(Problem statement):
Leave the pictures out and print every record below exactly as it stands.

(Task inputs):

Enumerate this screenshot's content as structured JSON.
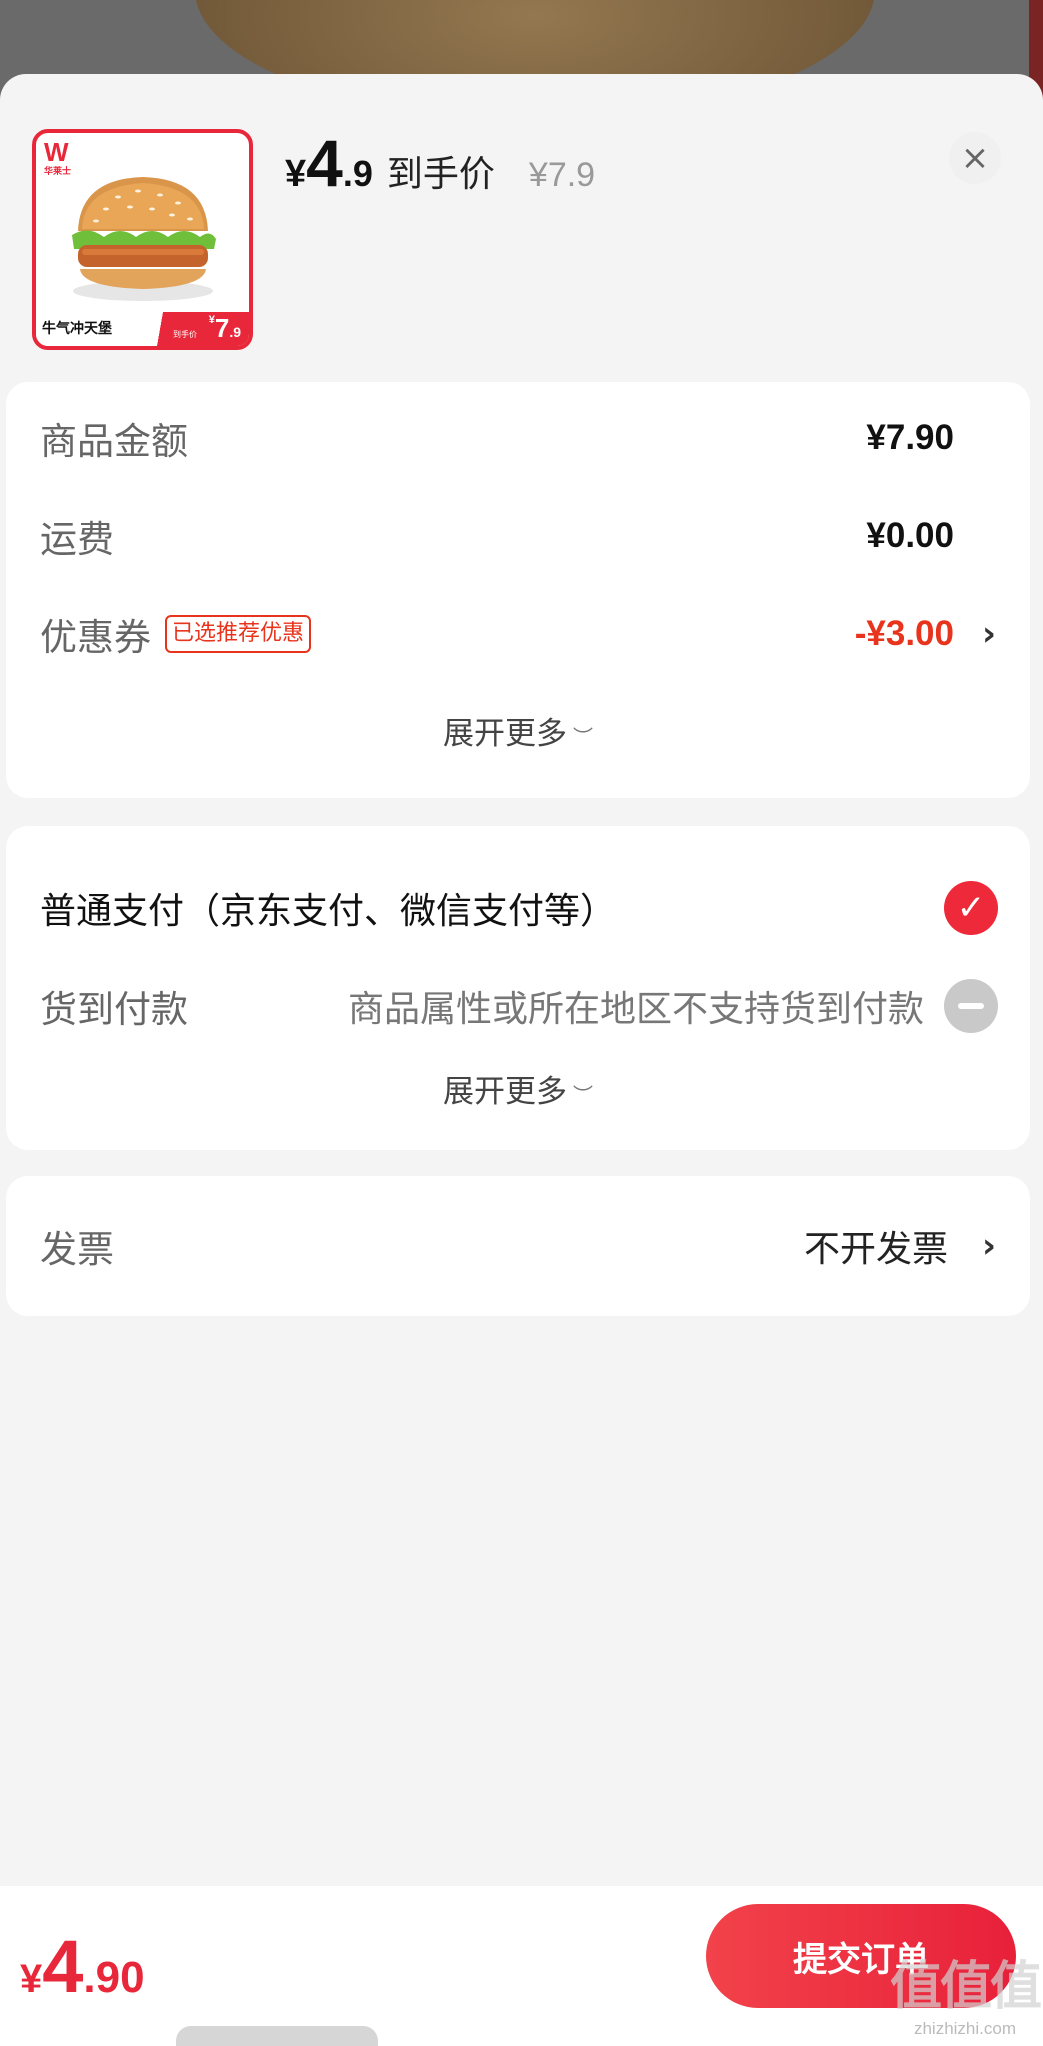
{
  "product": {
    "thumb_brand": "W",
    "thumb_brand_sub": "华莱士",
    "thumb_name": "牛气冲天堡",
    "thumb_price_sub": "到手价",
    "thumb_price_yen": "¥",
    "thumb_price_int": "7",
    "thumb_price_dec": ".9"
  },
  "header": {
    "price_yen": "¥",
    "price_int": "4",
    "price_dec": ".9",
    "price_label": "到手价",
    "original_price": "¥7.9",
    "close_icon": "close-icon"
  },
  "summary": {
    "goods_label": "商品金额",
    "goods_value": "¥7.90",
    "shipping_label": "运费",
    "shipping_value": "¥0.00",
    "coupon_label": "优惠券",
    "coupon_tag": "已选推荐优惠",
    "coupon_value": "-¥3.00",
    "expand_label": "展开更多"
  },
  "payment": {
    "normal_label": "普通支付（京东支付、微信支付等）",
    "normal_selected": true,
    "cod_label": "货到付款",
    "cod_note": "商品属性或所在地区不支持货到付款",
    "cod_selected": false,
    "expand_label": "展开更多"
  },
  "invoice": {
    "label": "发票",
    "value": "不开发票"
  },
  "footer": {
    "total_yen": "¥",
    "total_int": "4",
    "total_dec": ".90",
    "submit_label": "提交订单",
    "watermark_big": "值值值",
    "watermark_small": "zhizhizhi.com"
  },
  "colors": {
    "accent": "#e8283a",
    "discount": "#e8341c",
    "background": "#f4f4f4"
  }
}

(Task answer):
Enumerate this screenshot's content as structured JSON.
{
  "product": {
    "thumb_brand": "W",
    "thumb_brand_sub": "华莱士",
    "thumb_name": "牛气冲天堡",
    "thumb_price_sub": "到手价",
    "thumb_price_yen": "¥",
    "thumb_price_int": "7",
    "thumb_price_dec": ".9"
  },
  "header": {
    "price_yen": "¥",
    "price_int": "4",
    "price_dec": ".9",
    "price_label": "到手价",
    "original_price": "¥7.9",
    "close_icon": "close-icon"
  },
  "summary": {
    "goods_label": "商品金额",
    "goods_value": "¥7.90",
    "shipping_label": "运费",
    "shipping_value": "¥0.00",
    "coupon_label": "优惠券",
    "coupon_tag": "已选推荐优惠",
    "coupon_value": "-¥3.00",
    "expand_label": "展开更多"
  },
  "payment": {
    "normal_label": "普通支付（京东支付、微信支付等）",
    "normal_selected": true,
    "cod_label": "货到付款",
    "cod_note": "商品属性或所在地区不支持货到付款",
    "cod_selected": false,
    "expand_label": "展开更多"
  },
  "invoice": {
    "label": "发票",
    "value": "不开发票"
  },
  "footer": {
    "total_yen": "¥",
    "total_int": "4",
    "total_dec": ".90",
    "submit_label": "提交订单",
    "watermark_big": "值值值",
    "watermark_small": "zhizhizhi.com"
  },
  "colors": {
    "accent": "#e8283a",
    "discount": "#e8341c",
    "background": "#f4f4f4"
  }
}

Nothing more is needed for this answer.